**STORED ROWS:**
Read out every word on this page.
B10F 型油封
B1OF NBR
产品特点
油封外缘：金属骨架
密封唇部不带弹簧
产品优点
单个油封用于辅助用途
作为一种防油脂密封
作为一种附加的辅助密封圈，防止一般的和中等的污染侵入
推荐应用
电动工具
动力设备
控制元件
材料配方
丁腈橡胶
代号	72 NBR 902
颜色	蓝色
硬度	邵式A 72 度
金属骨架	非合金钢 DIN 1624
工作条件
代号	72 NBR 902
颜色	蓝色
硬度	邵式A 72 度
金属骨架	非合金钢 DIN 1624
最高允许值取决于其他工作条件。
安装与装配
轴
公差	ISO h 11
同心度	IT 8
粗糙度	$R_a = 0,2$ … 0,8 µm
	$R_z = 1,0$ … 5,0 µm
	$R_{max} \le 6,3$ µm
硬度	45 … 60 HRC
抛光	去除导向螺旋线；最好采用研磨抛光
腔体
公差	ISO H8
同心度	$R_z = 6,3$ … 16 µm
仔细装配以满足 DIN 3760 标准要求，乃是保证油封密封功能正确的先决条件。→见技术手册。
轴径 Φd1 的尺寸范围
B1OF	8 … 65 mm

**PROMPT:**
Write out the full listing, keeping every line exactly as it is.

**OUTPUT FOR THIS TASK:**
Read out every word on this page.
B10F 型油封
B1OF NBR
产品特点
油封外缘：金属骨架
密封唇部不带弹簧
产品优点
单个油封用于辅助用途
作为一种防油脂密封
作为一种附加的辅助密封圈，防止一般的和中等的污染侵入
推荐应用
电动工具
动力设备
控制元件
材料配方
丁腈橡胶
代号	72 NBR 902
颜色	蓝色
硬度	邵式A 72 度
金属骨架	非合金钢 DIN 1624
工作条件
代号	72 NBR 902
颜色	蓝色
硬度	邵式A 72 度
金属骨架	非合金钢 DIN 1624
最高允许值取决于其他工作条件。
安装与装配
轴
公差	ISO h 11
同心度	IT 8
粗糙度	$R_a = 0,2$ … 0,8 µm
	$R_z = 1,0$ … 5,0 µm
	$R_{max} \le 6,3$ µm
硬度	45 … 60 HRC
抛光	去除导向螺旋线；最好采用研磨抛光
腔体
公差	ISO H8
同心度	$R_z = 6,3$ … 16 µm
仔细装配以满足 DIN 3760 标准要求，乃是保证油封密封功能正确的先决条件。→见技术手册。
轴径 Φd1 的尺寸范围
B1OF	8 … 65 mm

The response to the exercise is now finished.